--- Start Recorded information ---
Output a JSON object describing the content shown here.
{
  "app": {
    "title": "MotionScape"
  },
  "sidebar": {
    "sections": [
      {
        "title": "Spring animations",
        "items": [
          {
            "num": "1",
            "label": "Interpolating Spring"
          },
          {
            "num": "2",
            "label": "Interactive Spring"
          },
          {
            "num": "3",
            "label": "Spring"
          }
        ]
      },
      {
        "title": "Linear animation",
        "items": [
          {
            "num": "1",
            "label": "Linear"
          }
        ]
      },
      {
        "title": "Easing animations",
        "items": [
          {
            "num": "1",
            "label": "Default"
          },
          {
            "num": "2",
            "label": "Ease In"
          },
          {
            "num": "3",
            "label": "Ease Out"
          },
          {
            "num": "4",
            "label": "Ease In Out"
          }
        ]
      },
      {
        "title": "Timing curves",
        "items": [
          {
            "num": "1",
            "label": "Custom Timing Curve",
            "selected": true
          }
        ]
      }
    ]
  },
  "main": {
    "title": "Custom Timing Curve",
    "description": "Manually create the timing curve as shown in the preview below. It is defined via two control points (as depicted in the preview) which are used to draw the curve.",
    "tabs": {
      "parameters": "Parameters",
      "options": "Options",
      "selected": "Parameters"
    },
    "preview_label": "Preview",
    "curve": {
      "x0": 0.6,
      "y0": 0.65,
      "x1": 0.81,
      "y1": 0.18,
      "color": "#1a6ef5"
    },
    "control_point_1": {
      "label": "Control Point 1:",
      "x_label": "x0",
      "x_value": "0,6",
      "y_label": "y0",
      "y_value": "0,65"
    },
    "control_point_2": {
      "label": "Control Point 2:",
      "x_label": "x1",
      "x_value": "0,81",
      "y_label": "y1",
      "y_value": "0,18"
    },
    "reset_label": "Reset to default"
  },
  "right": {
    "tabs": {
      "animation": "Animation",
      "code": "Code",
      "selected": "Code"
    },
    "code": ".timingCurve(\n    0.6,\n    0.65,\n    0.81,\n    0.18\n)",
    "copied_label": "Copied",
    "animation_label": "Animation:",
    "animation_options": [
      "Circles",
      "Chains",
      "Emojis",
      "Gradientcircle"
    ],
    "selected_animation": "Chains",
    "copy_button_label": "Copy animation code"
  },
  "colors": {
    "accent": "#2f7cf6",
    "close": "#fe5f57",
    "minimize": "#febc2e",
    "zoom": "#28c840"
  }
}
--- End Recorded information ---
• The request
All of the data needs to be reproduced exactly, with no line missing.

• Written solution
Output a JSON object describing the content shown here.
{
  "app": {
    "title": "MotionScape"
  },
  "sidebar": {
    "sections": [
      {
        "title": "Spring animations",
        "items": [
          {
            "num": "1",
            "label": "Interpolating Spring"
          },
          {
            "num": "2",
            "label": "Interactive Spring"
          },
          {
            "num": "3",
            "label": "Spring"
          }
        ]
      },
      {
        "title": "Linear animation",
        "items": [
          {
            "num": "1",
            "label": "Linear"
          }
        ]
      },
      {
        "title": "Easing animations",
        "items": [
          {
            "num": "1",
            "label": "Default"
          },
          {
            "num": "2",
            "label": "Ease In"
          },
          {
            "num": "3",
            "label": "Ease Out"
          },
          {
            "num": "4",
            "label": "Ease In Out"
          }
        ]
      },
      {
        "title": "Timing curves",
        "items": [
          {
            "num": "1",
            "label": "Custom Timing Curve",
            "selected": true
          }
        ]
      }
    ]
  },
  "main": {
    "title": "Custom Timing Curve",
    "description": "Manually create the timing curve as shown in the preview below. It is defined via two control points (as depicted in the preview) which are used to draw the curve.",
    "tabs": {
      "parameters": "Parameters",
      "options": "Options",
      "selected": "Parameters"
    },
    "preview_label": "Preview",
    "curve": {
      "x0": 0.6,
      "y0": 0.65,
      "x1": 0.81,
      "y1": 0.18,
      "color": "#1a6ef5"
    },
    "control_point_1": {
      "label": "Control Point 1:",
      "x_label": "x0",
      "x_value": "0,6",
      "y_label": "y0",
      "y_value": "0,65"
    },
    "control_point_2": {
      "label": "Control Point 2:",
      "x_label": "x1",
      "x_value": "0,81",
      "y_label": "y1",
      "y_value": "0,18"
    },
    "reset_label": "Reset to default"
  },
  "right": {
    "tabs": {
      "animation": "Animation",
      "code": "Code",
      "selected": "Code"
    },
    "code": ".timingCurve(\n    0.6,\n    0.65,\n    0.81,\n    0.18\n)",
    "copied_label": "Copied",
    "animation_label": "Animation:",
    "animation_options": [
      "Circles",
      "Chains",
      "Emojis",
      "Gradientcircle"
    ],
    "selected_animation": "Chains",
    "copy_button_label": "Copy animation code"
  },
  "colors": {
    "accent": "#2f7cf6",
    "close": "#fe5f57",
    "minimize": "#febc2e",
    "zoom": "#28c840"
  }
}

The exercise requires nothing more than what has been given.